Repeat, exactly and in full, the lines of the listing below, but without any pictures.

**Provided information:**
● ● ● ●
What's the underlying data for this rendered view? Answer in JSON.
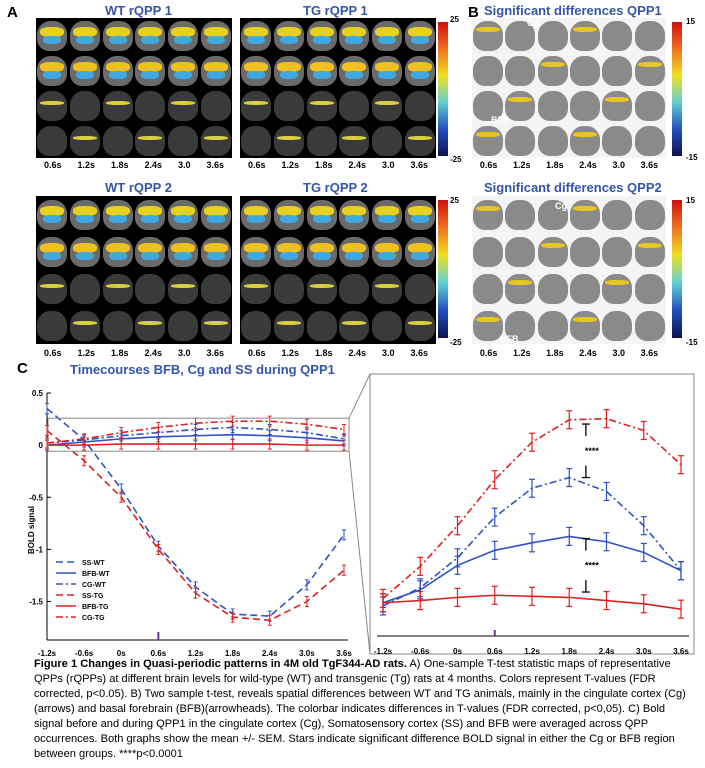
{
  "panels": {
    "a_label": "A",
    "b_label": "B",
    "c_label": "C",
    "wt1_title": "WT rQPP 1",
    "tg1_title": "TG rQPP 1",
    "wt2_title": "WT rQPP 2",
    "tg2_title": "TG rQPP 2",
    "sig1_title": "Significant differences QPP1",
    "sig2_title": "Significant differences QPP2",
    "times": [
      "0.6s",
      "1.2s",
      "1.8s",
      "2.4s",
      "3.0",
      "3.6s"
    ],
    "cbar_a_max": "25",
    "cbar_a_min": "-25",
    "cbar_b_max": "15",
    "cbar_b_min": "-15",
    "label_cg": "Cg",
    "label_bfb": "BFB"
  },
  "colors": {
    "title_blue": "#3555a8",
    "wt_blue": "#3050c8",
    "tg_red": "#e02020"
  },
  "chart_data": [
    {
      "type": "line",
      "title": "Timecourses BFB, Cg and SS during QPP1",
      "ylabel": "BOLD signal",
      "x": [
        "-1.2s",
        "-0.6s",
        "0s",
        "0.6s",
        "1.2s",
        "1.8s",
        "2.4s",
        "3.0s",
        "3.6s"
      ],
      "ylim": [
        -1.85,
        0.5
      ],
      "yticks": [
        "0.5",
        "0",
        "-0.5",
        "-1",
        "-1.5"
      ],
      "series": [
        {
          "name": "SS-WT",
          "values": [
            0.35,
            0.05,
            -0.42,
            -0.97,
            -1.36,
            -1.62,
            -1.64,
            -1.34,
            -0.86
          ]
        },
        {
          "name": "BFB-WT",
          "values": [
            0.0,
            0.03,
            0.06,
            0.08,
            0.09,
            0.1,
            0.09,
            0.07,
            0.04
          ]
        },
        {
          "name": "CG-WT",
          "values": [
            0.02,
            0.05,
            0.09,
            0.12,
            0.15,
            0.17,
            0.15,
            0.12,
            0.06
          ]
        },
        {
          "name": "SS-TG",
          "values": [
            0.14,
            -0.15,
            -0.5,
            -1.0,
            -1.42,
            -1.65,
            -1.68,
            -1.5,
            -1.2
          ]
        },
        {
          "name": "BFB-TG",
          "values": [
            0.0,
            0.0,
            0.01,
            0.01,
            0.01,
            0.01,
            0.01,
            0.0,
            0.0
          ]
        },
        {
          "name": "CG-TG",
          "values": [
            0.02,
            0.06,
            0.12,
            0.17,
            0.21,
            0.23,
            0.23,
            0.2,
            0.15
          ]
        }
      ],
      "legend_position": "bottom-left"
    },
    {
      "type": "line",
      "title": "",
      "x": [
        "-1.2s",
        "-0.6s",
        "0s",
        "0.6s",
        "1.2s",
        "1.8s",
        "2.4s",
        "3.0s",
        "3.6s"
      ],
      "series": [
        {
          "name": "BFB-WT",
          "values": [
            -1.52,
            -1.4,
            -1.17,
            -1.03,
            -0.96,
            -0.9,
            -0.95,
            -1.05,
            -1.22
          ]
        },
        {
          "name": "CG-WT",
          "values": [
            -1.55,
            -1.38,
            -1.1,
            -0.72,
            -0.45,
            -0.35,
            -0.48,
            -0.8,
            -1.22
          ]
        },
        {
          "name": "BFB-TG",
          "values": [
            -1.52,
            -1.5,
            -1.47,
            -1.45,
            -1.46,
            -1.47,
            -1.5,
            -1.53,
            -1.58
          ]
        },
        {
          "name": "CG-TG",
          "values": [
            -1.48,
            -1.18,
            -0.8,
            -0.37,
            -0.02,
            0.19,
            0.2,
            0.09,
            -0.23
          ]
        }
      ],
      "annotations": [
        "****",
        "****"
      ]
    }
  ],
  "caption": {
    "title": "Figure 1 Changes in Quasi-periodic patterns in 4M old TgF344-AD rats.",
    "body": " A) One-sample T-test statistic maps of representative QPPs (rQPPs) at different brain levels for wild-type (WT) and transgenic (Tg) rats at 4 months. Colors represent T-values (FDR corrected, p<0.05). B) Two sample t-test, reveals spatial differences between WT and TG animals, mainly in the cingulate cortex (Cg)(arrows) and basal forebrain (BFB)(arrowheads). The colorbar indicates differences in T-values (FDR corrected, p<0,05). C) Bold signal before and during QPP1 in the cingulate cortex (Cg), Somatosensory cortex (SS) and BFB were averaged across QPP occurrences. Both graphs show the mean +/- SEM. Stars indicate significant difference BOLD signal in either the Cg or BFB region between groups. ****p<0.0001"
  }
}
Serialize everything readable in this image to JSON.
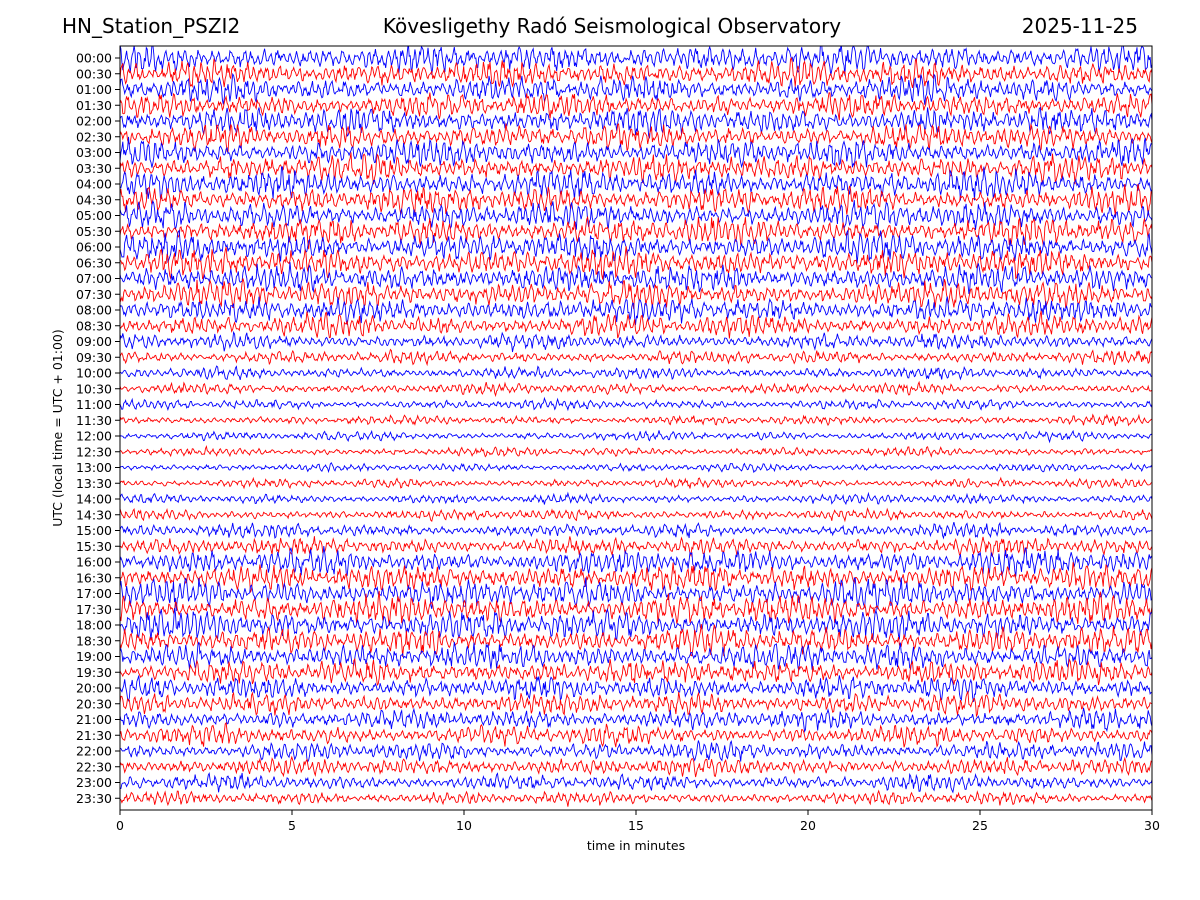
{
  "header": {
    "station": "HN_Station_PSZI2",
    "observatory": "Kövesligethy Radó Seismological Observatory",
    "date": "2025-11-25"
  },
  "chart_data": {
    "type": "line",
    "chart_kind": "helicorder",
    "xlabel": "time in minutes",
    "ylabel": "UTC (local time = UTC + 01:00)",
    "xlim": [
      0,
      30
    ],
    "x_ticks": [
      "0",
      "5",
      "10",
      "15",
      "20",
      "25",
      "30"
    ],
    "x_tick_values": [
      0,
      5,
      10,
      15,
      20,
      25,
      30
    ],
    "y_tick_labels": [
      "00:00",
      "00:30",
      "01:00",
      "01:30",
      "02:00",
      "02:30",
      "03:00",
      "03:30",
      "04:00",
      "04:30",
      "05:00",
      "05:30",
      "06:00",
      "06:30",
      "07:00",
      "07:30",
      "08:00",
      "08:30",
      "09:00",
      "09:30",
      "10:00",
      "10:30",
      "11:00",
      "11:30",
      "12:00",
      "12:30",
      "13:00",
      "13:30",
      "14:00",
      "14:30",
      "15:00",
      "15:30",
      "16:00",
      "16:30",
      "17:00",
      "17:30",
      "18:00",
      "18:30",
      "19:00",
      "19:30",
      "20:00",
      "20:30",
      "21:00",
      "21:30",
      "22:00",
      "22:30",
      "23:00",
      "23:30"
    ],
    "trace_colors": [
      "#0000ff",
      "#ff0000"
    ],
    "grid": false,
    "trace_activity_by_row": [
      3.2,
      3.0,
      3.0,
      2.8,
      3.0,
      2.8,
      3.0,
      3.0,
      3.2,
      3.0,
      3.0,
      3.0,
      3.2,
      3.2,
      3.0,
      3.0,
      2.8,
      2.5,
      1.8,
      1.5,
      1.3,
      1.2,
      1.1,
      1.0,
      1.0,
      1.0,
      0.9,
      1.0,
      1.1,
      1.2,
      1.5,
      2.0,
      2.8,
      3.0,
      3.2,
      3.2,
      3.2,
      3.0,
      3.0,
      2.8,
      2.6,
      2.4,
      2.2,
      2.2,
      2.0,
      2.0,
      1.8,
      1.5
    ]
  }
}
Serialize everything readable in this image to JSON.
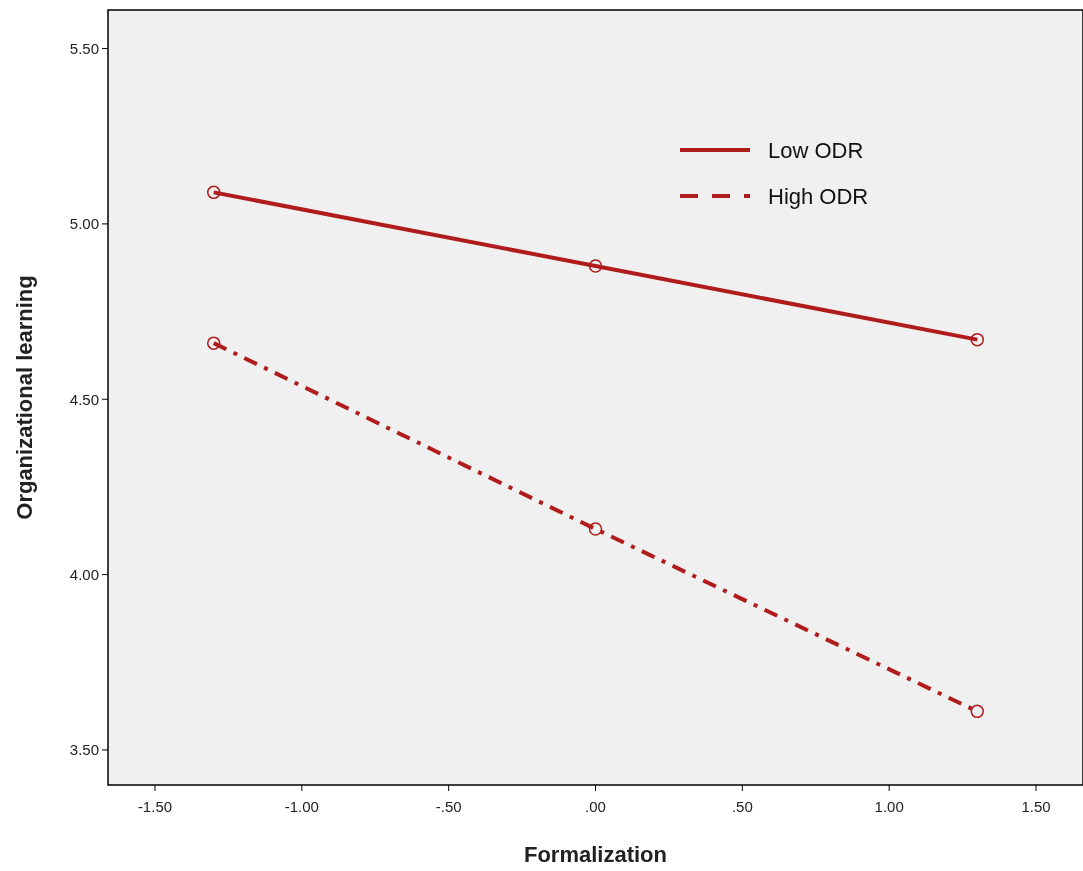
● ● ● ●
**The result:**
What's the underlying data for this rendered view? Answer in JSON.
{
  "panels": {
    "a_label": "A",
    "b_label": "B",
    "c_label": "C",
    "wt1_title": "WT rQPP 1",
    "tg1_title": "TG rQPP 1",
    "wt2_title": "WT rQPP 2",
    "tg2_title": "TG rQPP 2",
    "sig1_title": "Significant differences QPP1",
    "sig2_title": "Significant differences QPP2",
    "times": [
      "0.6s",
      "1.2s",
      "1.8s",
      "2.4s",
      "3.0",
      "3.6s"
    ],
    "cbar_a_max": "25",
    "cbar_a_min": "-25",
    "cbar_b_max": "15",
    "cbar_b_min": "-15",
    "label_cg": "Cg",
    "label_bfb": "BFB"
  },
  "colors": {
    "title_blue": "#3555a8",
    "wt_blue": "#3050c8",
    "tg_red": "#e02020"
  },
  "chart_data": [
    {
      "type": "line",
      "title": "Timecourses BFB, Cg and SS during QPP1",
      "ylabel": "BOLD signal",
      "x": [
        "-1.2s",
        "-0.6s",
        "0s",
        "0.6s",
        "1.2s",
        "1.8s",
        "2.4s",
        "3.0s",
        "3.6s"
      ],
      "ylim": [
        -1.85,
        0.5
      ],
      "yticks": [
        "0.5",
        "0",
        "-0.5",
        "-1",
        "-1.5"
      ],
      "series": [
        {
          "name": "SS-WT",
          "values": [
            0.35,
            0.05,
            -0.42,
            -0.97,
            -1.36,
            -1.62,
            -1.64,
            -1.34,
            -0.86
          ]
        },
        {
          "name": "BFB-WT",
          "values": [
            0.0,
            0.03,
            0.06,
            0.08,
            0.09,
            0.1,
            0.09,
            0.07,
            0.04
          ]
        },
        {
          "name": "CG-WT",
          "values": [
            0.02,
            0.05,
            0.09,
            0.12,
            0.15,
            0.17,
            0.15,
            0.12,
            0.06
          ]
        },
        {
          "name": "SS-TG",
          "values": [
            0.14,
            -0.15,
            -0.5,
            -1.0,
            -1.42,
            -1.65,
            -1.68,
            -1.5,
            -1.2
          ]
        },
        {
          "name": "BFB-TG",
          "values": [
            0.0,
            0.0,
            0.01,
            0.01,
            0.01,
            0.01,
            0.01,
            0.0,
            0.0
          ]
        },
        {
          "name": "CG-TG",
          "values": [
            0.02,
            0.06,
            0.12,
            0.17,
            0.21,
            0.23,
            0.23,
            0.2,
            0.15
          ]
        }
      ],
      "legend_position": "bottom-left"
    },
    {
      "type": "line",
      "title": "",
      "x": [
        "-1.2s",
        "-0.6s",
        "0s",
        "0.6s",
        "1.2s",
        "1.8s",
        "2.4s",
        "3.0s",
        "3.6s"
      ],
      "series": [
        {
          "name": "BFB-WT",
          "values": [
            -1.52,
            -1.4,
            -1.17,
            -1.03,
            -0.96,
            -0.9,
            -0.95,
            -1.05,
            -1.22
          ]
        },
        {
          "name": "CG-WT",
          "values": [
            -1.55,
            -1.38,
            -1.1,
            -0.72,
            -0.45,
            -0.35,
            -0.48,
            -0.8,
            -1.22
          ]
        },
        {
          "name": "BFB-TG",
          "values": [
            -1.52,
            -1.5,
            -1.47,
            -1.45,
            -1.46,
            -1.47,
            -1.5,
            -1.53,
            -1.58
          ]
        },
        {
          "name": "CG-TG",
          "values": [
            -1.48,
            -1.18,
            -0.8,
            -0.37,
            -0.02,
            0.19,
            0.2,
            0.09,
            -0.23
          ]
        }
      ],
      "annotations": [
        "****",
        "****"
      ]
    }
  ],
  "caption": {
    "title": "Figure 1 Changes in Quasi-periodic patterns in 4M old TgF344-AD rats.",
    "body": " A) One-sample T-test statistic maps of representative QPPs (rQPPs) at different brain levels for wild-type (WT) and transgenic (Tg) rats at 4 months. Colors represent T-values (FDR corrected, p<0.05). B) Two sample t-test, reveals spatial differences between WT and TG animals, mainly in the cingulate cortex (Cg)(arrows) and basal forebrain (BFB)(arrowheads). The colorbar indicates differences in T-values (FDR corrected, p<0,05). C) Bold signal before and during QPP1 in the cingulate cortex (Cg), Somatosensory cortex (SS) and BFB were averaged across QPP occurrences. Both graphs show the mean +/- SEM. Stars indicate significant difference BOLD signal in either the Cg or BFB region between groups. ****p<0.0001"
  }
}
Serialize everything readable in this image to JSON.
{
  "header": {
    "station": "HN_Station_PSZI2",
    "observatory": "Kövesligethy Radó Seismological Observatory",
    "date": "2025-11-25"
  },
  "chart_data": {
    "type": "line",
    "chart_kind": "helicorder",
    "xlabel": "time in minutes",
    "ylabel": "UTC (local time = UTC + 01:00)",
    "xlim": [
      0,
      30
    ],
    "x_ticks": [
      "0",
      "5",
      "10",
      "15",
      "20",
      "25",
      "30"
    ],
    "x_tick_values": [
      0,
      5,
      10,
      15,
      20,
      25,
      30
    ],
    "y_tick_labels": [
      "00:00",
      "00:30",
      "01:00",
      "01:30",
      "02:00",
      "02:30",
      "03:00",
      "03:30",
      "04:00",
      "04:30",
      "05:00",
      "05:30",
      "06:00",
      "06:30",
      "07:00",
      "07:30",
      "08:00",
      "08:30",
      "09:00",
      "09:30",
      "10:00",
      "10:30",
      "11:00",
      "11:30",
      "12:00",
      "12:30",
      "13:00",
      "13:30",
      "14:00",
      "14:30",
      "15:00",
      "15:30",
      "16:00",
      "16:30",
      "17:00",
      "17:30",
      "18:00",
      "18:30",
      "19:00",
      "19:30",
      "20:00",
      "20:30",
      "21:00",
      "21:30",
      "22:00",
      "22:30",
      "23:00",
      "23:30"
    ],
    "trace_colors": [
      "#0000ff",
      "#ff0000"
    ],
    "grid": false,
    "trace_activity_by_row": [
      3.2,
      3.0,
      3.0,
      2.8,
      3.0,
      2.8,
      3.0,
      3.0,
      3.2,
      3.0,
      3.0,
      3.0,
      3.2,
      3.2,
      3.0,
      3.0,
      2.8,
      2.5,
      1.8,
      1.5,
      1.3,
      1.2,
      1.1,
      1.0,
      1.0,
      1.0,
      0.9,
      1.0,
      1.1,
      1.2,
      1.5,
      2.0,
      2.8,
      3.0,
      3.2,
      3.2,
      3.2,
      3.0,
      3.0,
      2.8,
      2.6,
      2.4,
      2.2,
      2.2,
      2.0,
      2.0,
      1.8,
      1.5
    ]
  }
}
Serialize everything readable in this image to JSON.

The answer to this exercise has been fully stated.